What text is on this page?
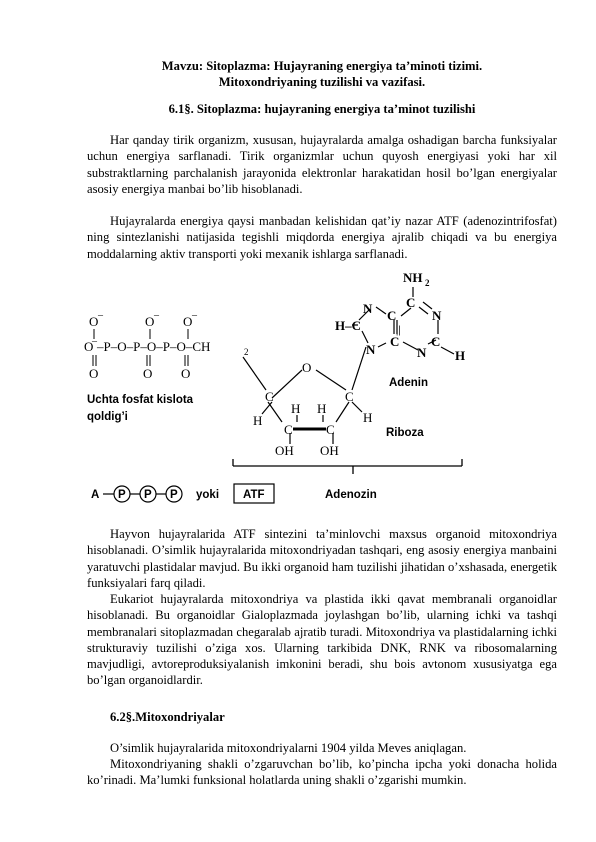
Mavzu: Sitoplazma: Hujayraning energiya ta’minoti tizimi.

Mitoxondriyaning tuzilishi va vazifasi.

6.1§. Sitoplazma: hujayraning energiya ta’minot tuzilishi

Har qanday tirik organizm, xususan, hujayralarda amalga oshadigan barcha funksiyalar uchun energiya sarflanadi. Tirik organizmlar uchun quyosh energiyasi yoki har xil substraktlarning parchalanish jarayonida elektronlar harakatidan hosil bo’lgan energiyalar asosiy energiya manbai bo’lib hisoblanadi.

Hujayralarda energiya qaysi manbadan kelishidan qat’iy nazar ATF (adenozintrifosfat) ning sintezlanishi natijasida tegishli miqdorda energiya ajralib chiqadi va bu energiya moddalarning aktiv transporti yoki mexanik ishlarga sarflanadi.

Hayvon hujayralarida ATF sintezini ta’minlovchi maxsus organoid mitoxondriya hisoblanadi. O’simlik hujayralarida mitoxondriyadan tashqari, eng asosiy energiya manbaini yaratuvchi plastidalar mavjud. Bu ikki organoid ham tuzilishi jihatidan o’xshasada, energetik funksiyalari farq qiladi.

Eukariot hujayralarda mitoxondriya va plastida ikki qavat membranali organoidlar hisoblanadi. Bu organoidlar Gialoplazmada joylashgan bo’lib, ularning ichki va tashqi membranalari sitoplazmadan chegaralab ajratib turadi. Mitoxondriya va plastidalarning ichki strukturaviy tuzilishi o’ziga xos. Ularning tarkibida DNK, RNK va ribosomalarning mavjudligi, avtoreproduksiyalanish imkonini beradi, shu bois avtonom xususiyatga ega bo’lgan organoidlardir.

6.2§.Mitoxondriyalar

O’simlik hujayralarida mitoxondriyalarni 1904 yilda Meves aniqlagan.

Mitoxondriyaning shakli o’zgaruvchan bo’lib, ko’pincha ipcha yoki donacha holida ko’rinadi. Ma’lumki funksional holatlarda uning shakli o’zgarishi mumkin.

O
_
O
_
O
_
O
_
–P–O–P–O–P–O–CH	2
O	O O
Uchta fosfat kislota
qoldig’i
O
C	C
C	C
H	H
H H
OH OH
Riboza
NH 2
C
N
H–C
C	N
N
C C
N H
||
Adenin
A P P P yoki ATF	Adenozin
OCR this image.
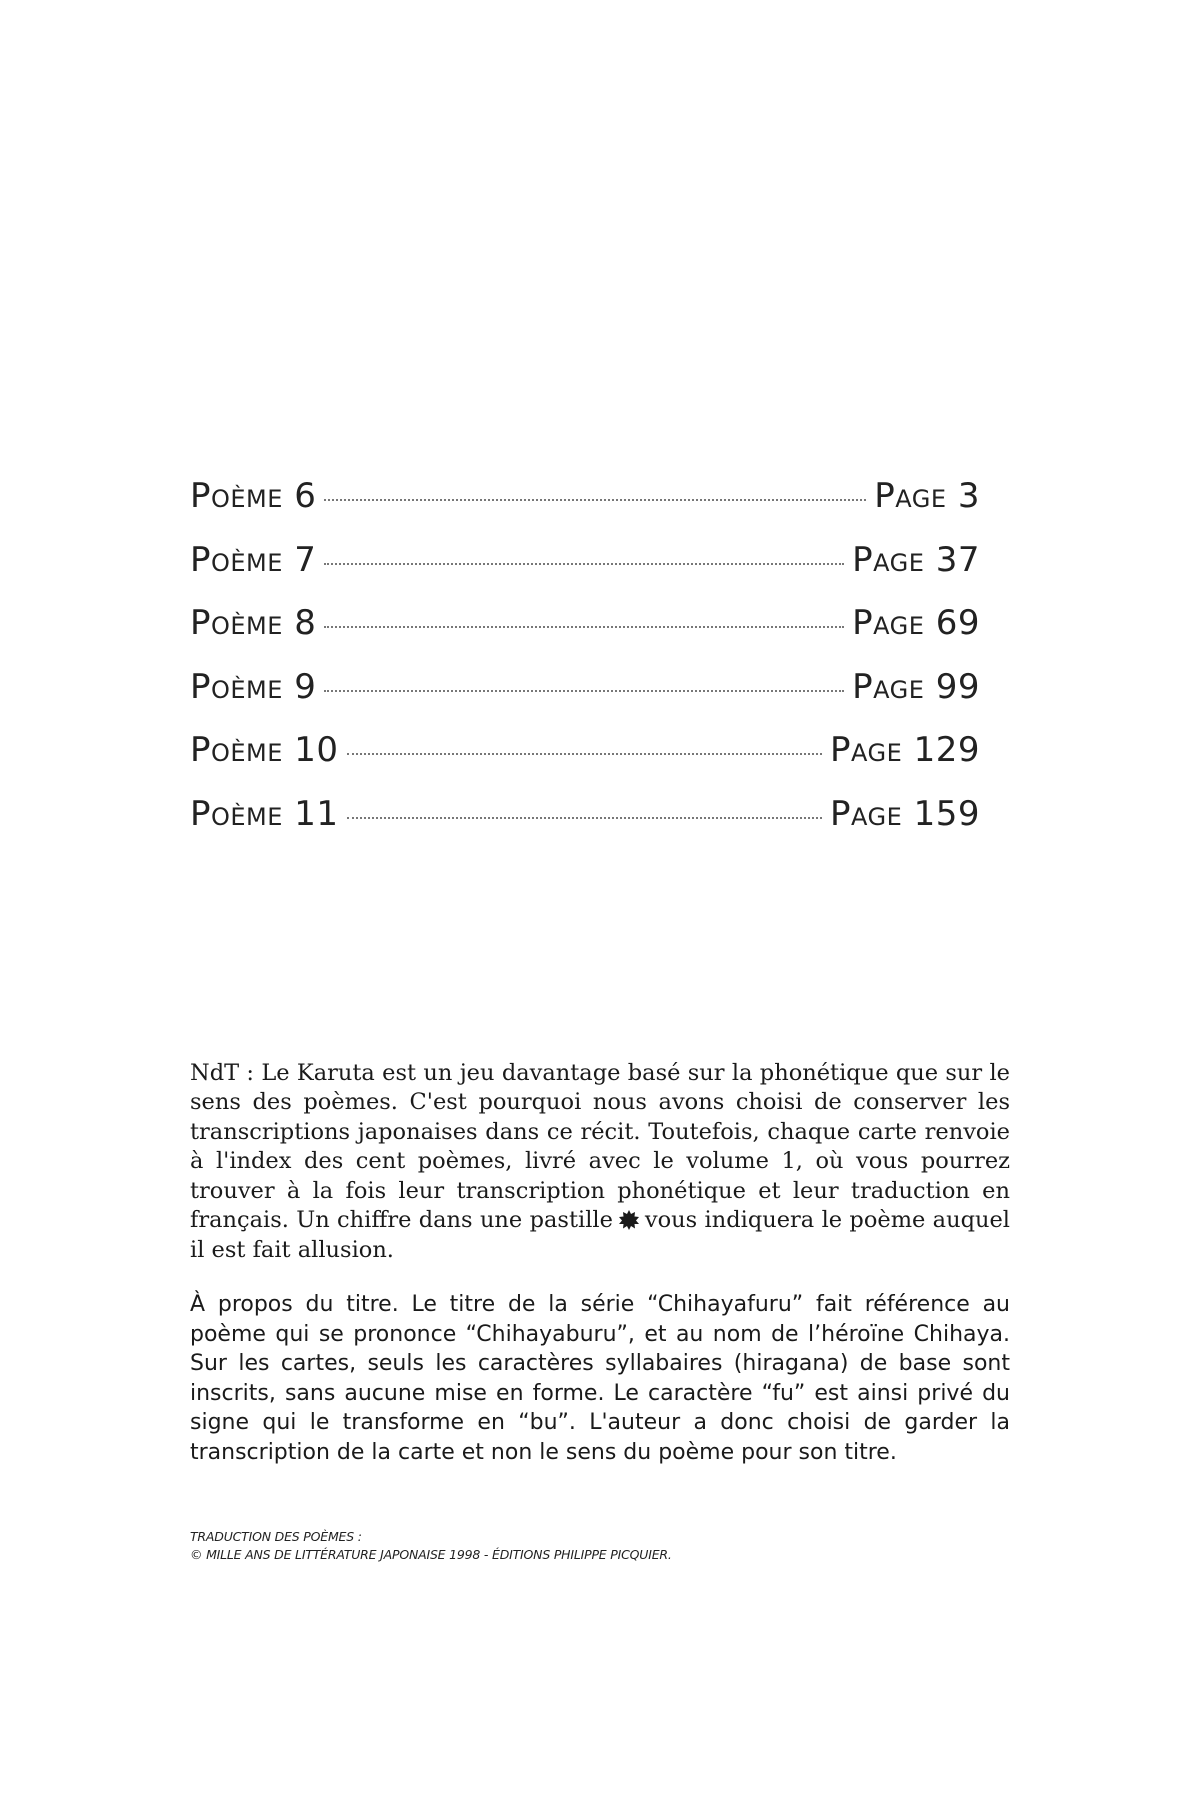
Poème 6	Page 3
Poème 7	Page 37
Poème 8	Page 69
Poème 9	Page 99
Poème 10	Page 129
Poème 11	Page 159

NdT : Le Karuta est un jeu davantage basé sur la phonétique que sur le sens des poèmes. C'est pourquoi nous avons choisi de conserver les transcriptions japonaises dans ce récit. Toutefois, chaque carte renvoie à l'index des cent poèmes, livré avec le volume 1, où vous pourrez trouver à la fois leur transcription phonétique et leur traduction en français. Un chiffre dans une pastille vous indiquera le poème auquel il est fait allusion.

À propos du titre. Le titre de la série “Chihayafuru” fait référence au poème qui se prononce “Chihayaburu”, et au nom de l’héroïne Chihaya. Sur les cartes, seuls les caractères syllabaires (hiragana) de base sont inscrits, sans aucune mise en forme. Le caractère “fu” est ainsi privé du signe qui le transforme en “bu”. L'auteur a donc choisi de garder la transcription de la carte et non le sens du poème pour son titre.

TRADUCTION DES POÈMES :
© MILLE ANS DE LITTÉRATURE JAPONAISE 1998 - ÉDITIONS PHILIPPE PICQUIER.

• **Challenge**
Can you repeat every record above exactly, apart from the pictures?

• **Final result**
What text is on this page?
Mavzu: Sitoplazma: Hujayraning energiya ta’minoti tizimi.

Mitoxondriyaning tuzilishi va vazifasi.

6.1§. Sitoplazma: hujayraning energiya ta’minot tuzilishi

Har qanday tirik organizm, xususan, hujayralarda amalga oshadigan barcha funksiyalar uchun energiya sarflanadi. Tirik organizmlar uchun quyosh energiyasi yoki har xil substraktlarning parchalanish jarayonida elektronlar harakatidan hosil bo’lgan energiyalar asosiy energiya manbai bo’lib hisoblanadi.

Hujayralarda energiya qaysi manbadan kelishidan qat’iy nazar ATF (adenozintrifosfat) ning sintezlanishi natijasida tegishli miqdorda energiya ajralib chiqadi va bu energiya moddalarning aktiv transporti yoki mexanik ishlarga sarflanadi.

Hayvon hujayralarida ATF sintezini ta’minlovchi maxsus organoid mitoxondriya hisoblanadi. O’simlik hujayralarida mitoxondriyadan tashqari, eng asosiy energiya manbaini yaratuvchi plastidalar mavjud. Bu ikki organoid ham tuzilishi jihatidan o’xshasada, energetik funksiyalari farq qiladi.

Eukariot hujayralarda mitoxondriya va plastida ikki qavat membranali organoidlar hisoblanadi. Bu organoidlar Gialoplazmada joylashgan bo’lib, ularning ichki va tashqi membranalari sitoplazmadan chegaralab ajratib turadi. Mitoxondriya va plastidalarning ichki strukturaviy tuzilishi o’ziga xos. Ularning tarkibida DNK, RNK va ribosomalarning mavjudligi, avtoreproduksiyalanish imkonini beradi, shu bois avtonom xususiyatga ega bo’lgan organoidlardir.

6.2§.Mitoxondriyalar

O’simlik hujayralarida mitoxondriyalarni 1904 yilda Meves aniqlagan.

Mitoxondriyaning shakli o’zgaruvchan bo’lib, ko’pincha ipcha yoki donacha holida ko’rinadi. Ma’lumki funksional holatlarda uning shakli o’zgarishi mumkin.

O
_
O
_
O
_
O
_
–P–O–P–O–P–O–CH	2
O	O O
Uchta fosfat kislota
qoldig’i
O
C	C
C	C
H	H
H H
OH OH
Riboza
NH 2
C
N
H–C
C	N
N
C C
N H
||
Adenin
A P P P yoki ATF	Adenozin
OCR this image.
Poème 6	Page 3
Poème 7	Page 37
Poème 8	Page 69
Poème 9	Page 99
Poème 10	Page 129
Poème 11	Page 159

NdT : Le Karuta est un jeu davantage basé sur la phonétique que sur le sens des poèmes. C'est pourquoi nous avons choisi de conserver les transcriptions japonaises dans ce récit. Toutefois, chaque carte renvoie à l'index des cent poèmes, livré avec le volume 1, où vous pourrez trouver à la fois leur transcription phonétique et leur traduction en français. Un chiffre dans une pastille vous indiquera le poème auquel il est fait allusion.

À propos du titre. Le titre de la série “Chihayafuru” fait référence au poème qui se prononce “Chihayaburu”, et au nom de l’héroïne Chihaya. Sur les cartes, seuls les caractères syllabaires (hiragana) de base sont inscrits, sans aucune mise en forme. Le caractère “fu” est ainsi privé du signe qui le transforme en “bu”. L'auteur a donc choisi de garder la transcription de la carte et non le sens du poème pour son titre.

TRADUCTION DES POÈMES :
© MILLE ANS DE LITTÉRATURE JAPONAISE 1998 - ÉDITIONS PHILIPPE PICQUIER.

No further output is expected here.